> **PROBLEM DETAILS**:
Can you switch every "chevron-down-icon" to "expand-arrow-icon" in the lines below, change nothing else, and leave the pictures out of your answer?

> **RECORDS FOR THIS TASK**:
** START **

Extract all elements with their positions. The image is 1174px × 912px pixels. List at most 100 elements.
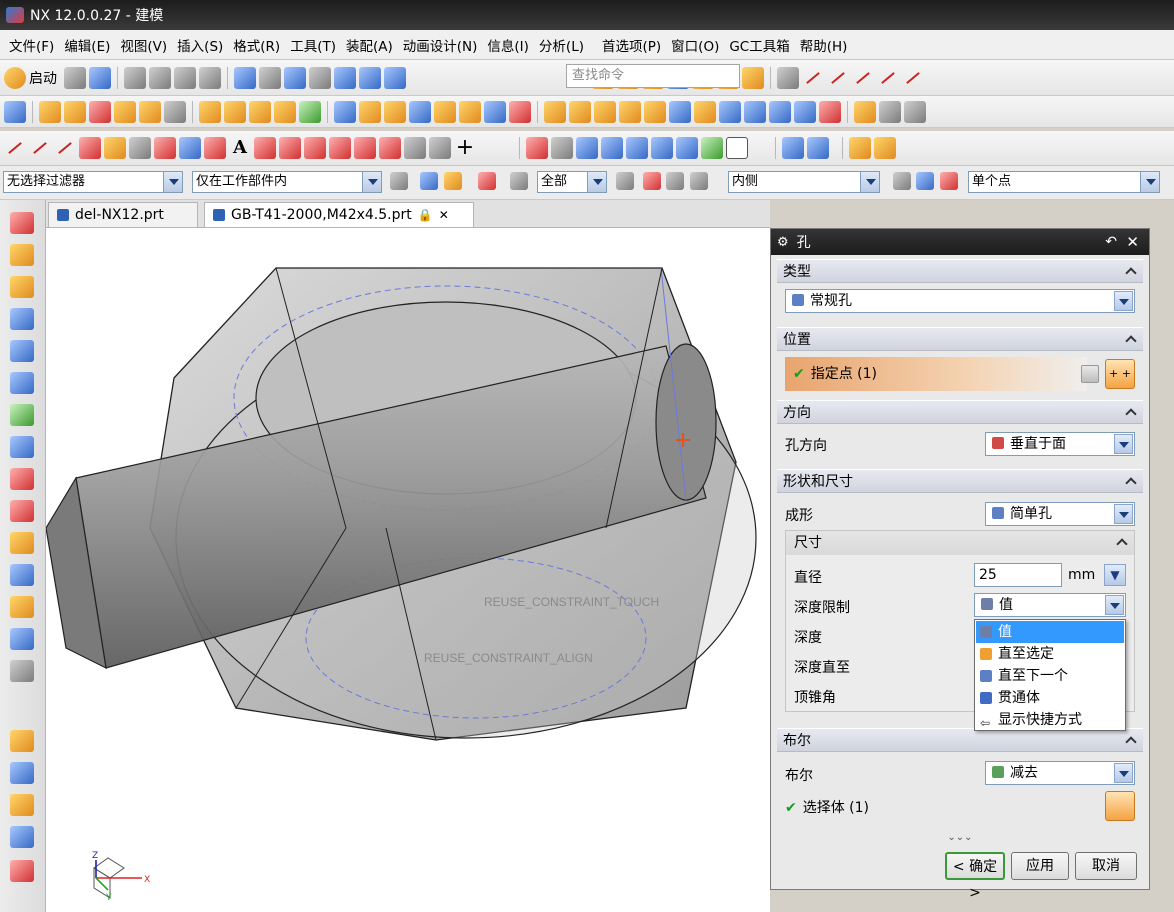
start-icon[interactable] <box>4 66 26 89</box>
depth-limit-select[interactable]: 值 <box>974 593 1126 617</box>
plus-point-icon[interactable]: + <box>454 137 476 159</box>
gear-icon[interactable]: ⚙ <box>777 235 789 250</box>
menu-help[interactable]: 帮助(H) <box>795 35 853 55</box>
body-select-icon[interactable] <box>1105 791 1135 821</box>
chevron-down-icon[interactable] <box>1114 434 1133 454</box>
shaded-edges-icon[interactable] <box>601 137 623 159</box>
rib-icon[interactable] <box>644 100 666 123</box>
menu-format[interactable]: 格式(R) <box>228 35 285 55</box>
section-shape-header[interactable]: 形状和尺寸 <box>777 469 1143 493</box>
trim-icon[interactable] <box>877 67 899 89</box>
section-boolean-header[interactable]: 布尔 <box>777 728 1143 752</box>
redo-icon[interactable] <box>259 66 281 89</box>
fillet-curve-icon[interactable] <box>404 137 426 159</box>
menu-view[interactable]: 视图(V) <box>115 35 172 55</box>
orient-view-icon[interactable] <box>551 137 573 159</box>
grid-side-icon[interactable] <box>10 372 34 394</box>
assembly-filter-icon[interactable] <box>390 172 408 190</box>
tab-gb-t41[interactable]: GB-T41-2000,M42x4.5.prt 🔒 ✕ <box>204 202 474 227</box>
blend-side-icon[interactable] <box>10 468 34 490</box>
snap-point-icon[interactable] <box>643 172 661 190</box>
chevron-down-icon[interactable] <box>860 172 879 192</box>
section-direction-header[interactable]: 方向 <box>777 400 1143 424</box>
revolve-side-icon[interactable] <box>10 276 34 298</box>
edge-filter-icon[interactable] <box>940 172 958 190</box>
snap-select[interactable]: 单个点 <box>968 171 1160 193</box>
draft-icon[interactable] <box>459 100 481 123</box>
render-style-icon[interactable] <box>284 66 306 89</box>
hole-type-select[interactable]: 常规孔 <box>785 289 1135 313</box>
chevron-up-icon[interactable] <box>1116 538 1128 550</box>
chevron-down-icon[interactable] <box>1114 763 1133 783</box>
offset-curve-icon[interactable] <box>279 137 301 159</box>
wrap-icon[interactable] <box>854 100 876 123</box>
helix-icon[interactable] <box>129 137 151 159</box>
measure-side-icon[interactable] <box>10 532 34 554</box>
new-icon[interactable] <box>64 66 86 89</box>
paste-icon[interactable] <box>174 66 196 89</box>
point-tool-icon[interactable] <box>29 137 51 159</box>
thread-icon[interactable] <box>164 100 186 123</box>
tab-del-nx12[interactable]: del-NX12.prt <box>48 202 198 227</box>
select-body-row[interactable]: ✔ 选择体 (1) <box>785 797 869 817</box>
extrude-side-icon[interactable] <box>10 244 34 266</box>
sweep-side-icon[interactable] <box>10 436 34 458</box>
subtract-icon[interactable] <box>299 100 321 123</box>
analysis-side-icon[interactable] <box>10 500 34 522</box>
chamfer-icon[interactable] <box>409 100 431 123</box>
chevron-up-icon[interactable] <box>1125 267 1137 279</box>
menu-tools[interactable]: 工具(T) <box>285 35 341 55</box>
chevron-up-icon[interactable] <box>1125 408 1137 420</box>
isoparametric-icon[interactable] <box>354 137 376 159</box>
copy-icon[interactable] <box>149 66 171 89</box>
component-icon[interactable] <box>420 172 438 190</box>
undo-icon[interactable] <box>234 66 256 89</box>
mid-point-icon[interactable] <box>666 172 684 190</box>
menu-assembly[interactable]: 装配(A) <box>341 35 398 55</box>
sketch-rect-icon[interactable] <box>10 212 34 234</box>
section-icon[interactable] <box>179 137 201 159</box>
chevron-up-icon[interactable] <box>1125 335 1137 347</box>
extrude-icon[interactable] <box>39 100 61 123</box>
reset-icon[interactable]: ↶ <box>1105 234 1117 250</box>
join-icon[interactable] <box>904 100 926 123</box>
hide-icon[interactable] <box>849 137 871 159</box>
face-icon[interactable] <box>744 100 766 123</box>
bridge-icon[interactable] <box>304 137 326 159</box>
dimensions-header[interactable]: 尺寸 <box>786 531 1134 555</box>
color-icon[interactable] <box>309 66 331 89</box>
edit-section-icon[interactable] <box>782 137 804 159</box>
snap-view-icon[interactable] <box>334 66 356 89</box>
option-until-selected[interactable]: 直至选定 <box>976 643 1124 665</box>
show-icon[interactable] <box>874 137 896 159</box>
chevron-up-icon[interactable] <box>1125 736 1137 748</box>
apply-button[interactable]: 应用 <box>1011 852 1069 880</box>
line-icon[interactable] <box>802 67 824 89</box>
project-icon[interactable] <box>254 137 276 159</box>
axis-icon[interactable] <box>827 67 849 89</box>
body-filter-icon[interactable] <box>916 172 934 190</box>
close-icon[interactable]: ✕ <box>439 208 449 222</box>
menu-preferences[interactable]: 首选项(P) <box>597 35 666 55</box>
slot-icon[interactable] <box>719 100 741 123</box>
synchronous-icon[interactable] <box>742 66 764 89</box>
text-icon[interactable]: A <box>229 137 251 159</box>
trim-body-icon[interactable] <box>334 100 356 123</box>
measure-icon[interactable] <box>384 66 406 89</box>
wire-hidden-icon[interactable] <box>626 137 648 159</box>
layers-side-icon[interactable] <box>10 404 34 426</box>
offset-icon[interactable] <box>852 67 874 89</box>
ruler-side-icon[interactable] <box>10 564 34 586</box>
delete-icon[interactable] <box>199 66 221 89</box>
array-icon[interactable] <box>249 100 271 123</box>
law-curve-icon[interactable] <box>154 137 176 159</box>
intent-select[interactable]: 内侧 <box>728 171 880 193</box>
option-until-next[interactable]: 直至下一个 <box>976 665 1124 687</box>
assembly-select[interactable]: 全部 <box>537 171 607 193</box>
more-chevrons-icon[interactable]: ⌄⌄⌄ <box>777 833 1143 843</box>
chevron-down-icon[interactable] <box>163 172 182 192</box>
spline-icon[interactable] <box>54 137 76 159</box>
chevron-down-icon[interactable] <box>1114 291 1133 311</box>
graphics-window[interactable]: REUSE_CONSTRAINT_TOUCH REUSE_CONSTRAINT_… <box>46 228 770 912</box>
edge-blend-icon[interactable] <box>384 100 406 123</box>
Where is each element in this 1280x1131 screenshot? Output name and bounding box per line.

** END **

> **EXERCISE ANSWER**:
Extract all elements with their positions. The image is 1174px × 912px pixels. List at most 100 elements.
start-icon[interactable] <box>4 66 26 89</box>
depth-limit-select[interactable]: 值 <box>974 593 1126 617</box>
plus-point-icon[interactable]: + <box>454 137 476 159</box>
gear-icon[interactable]: ⚙ <box>777 235 789 250</box>
menu-help[interactable]: 帮助(H) <box>795 35 853 55</box>
body-select-icon[interactable] <box>1105 791 1135 821</box>
expand-arrow-icon[interactable] <box>1114 434 1133 454</box>
shaded-edges-icon[interactable] <box>601 137 623 159</box>
rib-icon[interactable] <box>644 100 666 123</box>
menu-format[interactable]: 格式(R) <box>228 35 285 55</box>
section-shape-header[interactable]: 形状和尺寸 <box>777 469 1143 493</box>
trim-icon[interactable] <box>877 67 899 89</box>
section-boolean-header[interactable]: 布尔 <box>777 728 1143 752</box>
redo-icon[interactable] <box>259 66 281 89</box>
fillet-curve-icon[interactable] <box>404 137 426 159</box>
menu-view[interactable]: 视图(V) <box>115 35 172 55</box>
orient-view-icon[interactable] <box>551 137 573 159</box>
grid-side-icon[interactable] <box>10 372 34 394</box>
assembly-filter-icon[interactable] <box>390 172 408 190</box>
tab-gb-t41[interactable]: GB-T41-2000,M42x4.5.prt 🔒 ✕ <box>204 202 474 227</box>
blend-side-icon[interactable] <box>10 468 34 490</box>
snap-point-icon[interactable] <box>643 172 661 190</box>
expand-arrow-icon[interactable] <box>860 172 879 192</box>
section-direction-header[interactable]: 方向 <box>777 400 1143 424</box>
revolve-side-icon[interactable] <box>10 276 34 298</box>
edge-filter-icon[interactable] <box>940 172 958 190</box>
snap-select[interactable]: 单个点 <box>968 171 1160 193</box>
draft-icon[interactable] <box>459 100 481 123</box>
render-style-icon[interactable] <box>284 66 306 89</box>
hole-type-select[interactable]: 常规孔 <box>785 289 1135 313</box>
chevron-up-icon[interactable] <box>1116 538 1128 550</box>
expand-arrow-icon[interactable] <box>1114 763 1133 783</box>
offset-curve-icon[interactable] <box>279 137 301 159</box>
wrap-icon[interactable] <box>854 100 876 123</box>
helix-icon[interactable] <box>129 137 151 159</box>
measure-side-icon[interactable] <box>10 532 34 554</box>
new-icon[interactable] <box>64 66 86 89</box>
paste-icon[interactable] <box>174 66 196 89</box>
point-tool-icon[interactable] <box>29 137 51 159</box>
thread-icon[interactable] <box>164 100 186 123</box>
tab-del-nx12[interactable]: del-NX12.prt <box>48 202 198 227</box>
select-body-row[interactable]: ✔ 选择体 (1) <box>785 797 869 817</box>
extrude-side-icon[interactable] <box>10 244 34 266</box>
sweep-side-icon[interactable] <box>10 436 34 458</box>
subtract-icon[interactable] <box>299 100 321 123</box>
analysis-side-icon[interactable] <box>10 500 34 522</box>
chamfer-icon[interactable] <box>409 100 431 123</box>
chevron-up-icon[interactable] <box>1125 267 1137 279</box>
menu-tools[interactable]: 工具(T) <box>285 35 341 55</box>
chevron-up-icon[interactable] <box>1125 408 1137 420</box>
isoparametric-icon[interactable] <box>354 137 376 159</box>
copy-icon[interactable] <box>149 66 171 89</box>
component-icon[interactable] <box>420 172 438 190</box>
undo-icon[interactable] <box>234 66 256 89</box>
mid-point-icon[interactable] <box>666 172 684 190</box>
menu-assembly[interactable]: 装配(A) <box>341 35 398 55</box>
sketch-rect-icon[interactable] <box>10 212 34 234</box>
section-icon[interactable] <box>179 137 201 159</box>
chevron-up-icon[interactable] <box>1125 335 1137 347</box>
extrude-icon[interactable] <box>39 100 61 123</box>
reset-icon[interactable]: ↶ <box>1105 234 1117 250</box>
join-icon[interactable] <box>904 100 926 123</box>
hide-icon[interactable] <box>849 137 871 159</box>
face-icon[interactable] <box>744 100 766 123</box>
bridge-icon[interactable] <box>304 137 326 159</box>
dimensions-header[interactable]: 尺寸 <box>786 531 1134 555</box>
color-icon[interactable] <box>309 66 331 89</box>
edit-section-icon[interactable] <box>782 137 804 159</box>
snap-view-icon[interactable] <box>334 66 356 89</box>
option-until-selected[interactable]: 直至选定 <box>976 643 1124 665</box>
show-icon[interactable] <box>874 137 896 159</box>
chevron-up-icon[interactable] <box>1125 736 1137 748</box>
apply-button[interactable]: 应用 <box>1011 852 1069 880</box>
line-icon[interactable] <box>802 67 824 89</box>
project-icon[interactable] <box>254 137 276 159</box>
axis-icon[interactable] <box>827 67 849 89</box>
body-filter-icon[interactable] <box>916 172 934 190</box>
close-icon[interactable]: ✕ <box>439 208 449 222</box>
menu-preferences[interactable]: 首选项(P) <box>597 35 666 55</box>
slot-icon[interactable] <box>719 100 741 123</box>
synchronous-icon[interactable] <box>742 66 764 89</box>
text-icon[interactable]: A <box>229 137 251 159</box>
trim-body-icon[interactable] <box>334 100 356 123</box>
measure-icon[interactable] <box>384 66 406 89</box>
wire-hidden-icon[interactable] <box>626 137 648 159</box>
layers-side-icon[interactable] <box>10 404 34 426</box>
offset-icon[interactable] <box>852 67 874 89</box>
ruler-side-icon[interactable] <box>10 564 34 586</box>
delete-icon[interactable] <box>199 66 221 89</box>
array-icon[interactable] <box>249 100 271 123</box>
law-curve-icon[interactable] <box>154 137 176 159</box>
intent-select[interactable]: 内侧 <box>728 171 880 193</box>
option-until-next[interactable]: 直至下一个 <box>976 665 1124 687</box>
assembly-select[interactable]: 全部 <box>537 171 607 193</box>
more-chevrons-icon[interactable]: ⌄⌄⌄ <box>777 833 1143 843</box>
expand-arrow-icon[interactable] <box>163 172 182 192</box>
spline-icon[interactable] <box>54 137 76 159</box>
expand-arrow-icon[interactable] <box>1114 291 1133 311</box>
graphics-window[interactable]: REUSE_CONSTRAINT_TOUCH REUSE_CONSTRAINT_… <box>46 228 770 912</box>
edge-blend-icon[interactable] <box>384 100 406 123</box>
Where is each element in this 1280x1131 screenshot? Output name and bounding box per line.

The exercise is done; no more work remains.